#### [Task objective]
All of the material below is to be retyped exactly.

#### [Record set]
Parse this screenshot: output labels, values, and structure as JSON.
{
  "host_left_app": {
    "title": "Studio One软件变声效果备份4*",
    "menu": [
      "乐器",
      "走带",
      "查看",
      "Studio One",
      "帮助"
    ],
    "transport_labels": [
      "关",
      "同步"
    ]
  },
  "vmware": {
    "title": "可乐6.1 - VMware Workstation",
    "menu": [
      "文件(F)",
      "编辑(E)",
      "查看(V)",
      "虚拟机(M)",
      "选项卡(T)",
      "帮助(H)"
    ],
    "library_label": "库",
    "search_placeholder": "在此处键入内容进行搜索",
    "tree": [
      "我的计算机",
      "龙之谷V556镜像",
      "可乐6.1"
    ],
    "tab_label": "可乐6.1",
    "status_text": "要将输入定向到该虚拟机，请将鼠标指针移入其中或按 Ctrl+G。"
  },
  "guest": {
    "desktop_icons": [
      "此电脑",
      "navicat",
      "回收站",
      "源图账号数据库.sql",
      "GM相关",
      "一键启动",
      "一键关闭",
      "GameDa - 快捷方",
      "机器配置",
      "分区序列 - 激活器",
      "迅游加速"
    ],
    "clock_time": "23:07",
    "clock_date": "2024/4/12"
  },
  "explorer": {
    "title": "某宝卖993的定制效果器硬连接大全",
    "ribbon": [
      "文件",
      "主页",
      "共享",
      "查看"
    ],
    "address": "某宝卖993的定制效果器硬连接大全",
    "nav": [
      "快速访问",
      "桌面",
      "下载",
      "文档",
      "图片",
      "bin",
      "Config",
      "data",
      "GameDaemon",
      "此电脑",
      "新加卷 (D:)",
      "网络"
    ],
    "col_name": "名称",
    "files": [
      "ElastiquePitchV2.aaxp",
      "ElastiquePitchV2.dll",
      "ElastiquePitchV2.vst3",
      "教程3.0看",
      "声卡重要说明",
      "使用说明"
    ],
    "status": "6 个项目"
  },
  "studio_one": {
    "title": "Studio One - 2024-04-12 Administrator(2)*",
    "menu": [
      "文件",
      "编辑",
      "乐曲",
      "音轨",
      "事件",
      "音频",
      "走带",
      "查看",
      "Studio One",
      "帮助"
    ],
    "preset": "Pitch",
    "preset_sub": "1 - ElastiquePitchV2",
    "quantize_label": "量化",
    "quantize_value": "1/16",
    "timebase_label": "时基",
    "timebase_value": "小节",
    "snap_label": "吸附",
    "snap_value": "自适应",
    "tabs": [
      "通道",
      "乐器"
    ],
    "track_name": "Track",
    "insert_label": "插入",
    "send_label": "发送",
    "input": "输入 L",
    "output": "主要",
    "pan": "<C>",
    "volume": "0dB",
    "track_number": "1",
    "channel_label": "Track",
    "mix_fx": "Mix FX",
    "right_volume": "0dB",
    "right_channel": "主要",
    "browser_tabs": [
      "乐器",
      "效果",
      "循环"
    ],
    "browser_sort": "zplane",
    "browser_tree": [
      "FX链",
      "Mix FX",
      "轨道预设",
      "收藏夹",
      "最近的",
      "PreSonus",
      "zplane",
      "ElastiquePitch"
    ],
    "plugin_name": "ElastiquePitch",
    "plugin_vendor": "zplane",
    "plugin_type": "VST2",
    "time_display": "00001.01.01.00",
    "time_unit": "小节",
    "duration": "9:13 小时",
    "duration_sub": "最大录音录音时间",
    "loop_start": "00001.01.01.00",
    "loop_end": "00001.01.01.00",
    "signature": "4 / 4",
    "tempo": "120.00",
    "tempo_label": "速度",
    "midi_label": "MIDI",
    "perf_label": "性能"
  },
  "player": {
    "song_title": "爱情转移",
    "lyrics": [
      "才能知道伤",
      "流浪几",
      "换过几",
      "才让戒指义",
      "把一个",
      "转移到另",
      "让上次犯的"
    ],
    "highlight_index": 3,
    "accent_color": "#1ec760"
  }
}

#### [Problem solution]
Parse this screenshot: output labels, values, and structure as JSON.
{
  "host_left_app": {
    "title": "Studio One软件变声效果备份4*",
    "menu": [
      "乐器",
      "走带",
      "查看",
      "Studio One",
      "帮助"
    ],
    "transport_labels": [
      "关",
      "同步"
    ]
  },
  "vmware": {
    "title": "可乐6.1 - VMware Workstation",
    "menu": [
      "文件(F)",
      "编辑(E)",
      "查看(V)",
      "虚拟机(M)",
      "选项卡(T)",
      "帮助(H)"
    ],
    "library_label": "库",
    "search_placeholder": "在此处键入内容进行搜索",
    "tree": [
      "我的计算机",
      "龙之谷V556镜像",
      "可乐6.1"
    ],
    "tab_label": "可乐6.1",
    "status_text": "要将输入定向到该虚拟机，请将鼠标指针移入其中或按 Ctrl+G。"
  },
  "guest": {
    "desktop_icons": [
      "此电脑",
      "navicat",
      "回收站",
      "源图账号数据库.sql",
      "GM相关",
      "一键启动",
      "一键关闭",
      "GameDa - 快捷方",
      "机器配置",
      "分区序列 - 激活器",
      "迅游加速"
    ],
    "clock_time": "23:07",
    "clock_date": "2024/4/12"
  },
  "explorer": {
    "title": "某宝卖993的定制效果器硬连接大全",
    "ribbon": [
      "文件",
      "主页",
      "共享",
      "查看"
    ],
    "address": "某宝卖993的定制效果器硬连接大全",
    "nav": [
      "快速访问",
      "桌面",
      "下载",
      "文档",
      "图片",
      "bin",
      "Config",
      "data",
      "GameDaemon",
      "此电脑",
      "新加卷 (D:)",
      "网络"
    ],
    "col_name": "名称",
    "files": [
      "ElastiquePitchV2.aaxp",
      "ElastiquePitchV2.dll",
      "ElastiquePitchV2.vst3",
      "教程3.0看",
      "声卡重要说明",
      "使用说明"
    ],
    "status": "6 个项目"
  },
  "studio_one": {
    "title": "Studio One - 2024-04-12 Administrator(2)*",
    "menu": [
      "文件",
      "编辑",
      "乐曲",
      "音轨",
      "事件",
      "音频",
      "走带",
      "查看",
      "Studio One",
      "帮助"
    ],
    "preset": "Pitch",
    "preset_sub": "1 - ElastiquePitchV2",
    "quantize_label": "量化",
    "quantize_value": "1/16",
    "timebase_label": "时基",
    "timebase_value": "小节",
    "snap_label": "吸附",
    "snap_value": "自适应",
    "tabs": [
      "通道",
      "乐器"
    ],
    "track_name": "Track",
    "insert_label": "插入",
    "send_label": "发送",
    "input": "输入 L",
    "output": "主要",
    "pan": "<C>",
    "volume": "0dB",
    "track_number": "1",
    "channel_label": "Track",
    "mix_fx": "Mix FX",
    "right_volume": "0dB",
    "right_channel": "主要",
    "browser_tabs": [
      "乐器",
      "效果",
      "循环"
    ],
    "browser_sort": "zplane",
    "browser_tree": [
      "FX链",
      "Mix FX",
      "轨道预设",
      "收藏夹",
      "最近的",
      "PreSonus",
      "zplane",
      "ElastiquePitch"
    ],
    "plugin_name": "ElastiquePitch",
    "plugin_vendor": "zplane",
    "plugin_type": "VST2",
    "time_display": "00001.01.01.00",
    "time_unit": "小节",
    "duration": "9:13 小时",
    "duration_sub": "最大录音录音时间",
    "loop_start": "00001.01.01.00",
    "loop_end": "00001.01.01.00",
    "signature": "4 / 4",
    "tempo": "120.00",
    "tempo_label": "速度",
    "midi_label": "MIDI",
    "perf_label": "性能"
  },
  "player": {
    "song_title": "爱情转移",
    "lyrics": [
      "才能知道伤",
      "流浪几",
      "换过几",
      "才让戒指义",
      "把一个",
      "转移到另",
      "让上次犯的"
    ],
    "highlight_index": 3,
    "accent_color": "#1ec760"
  }
}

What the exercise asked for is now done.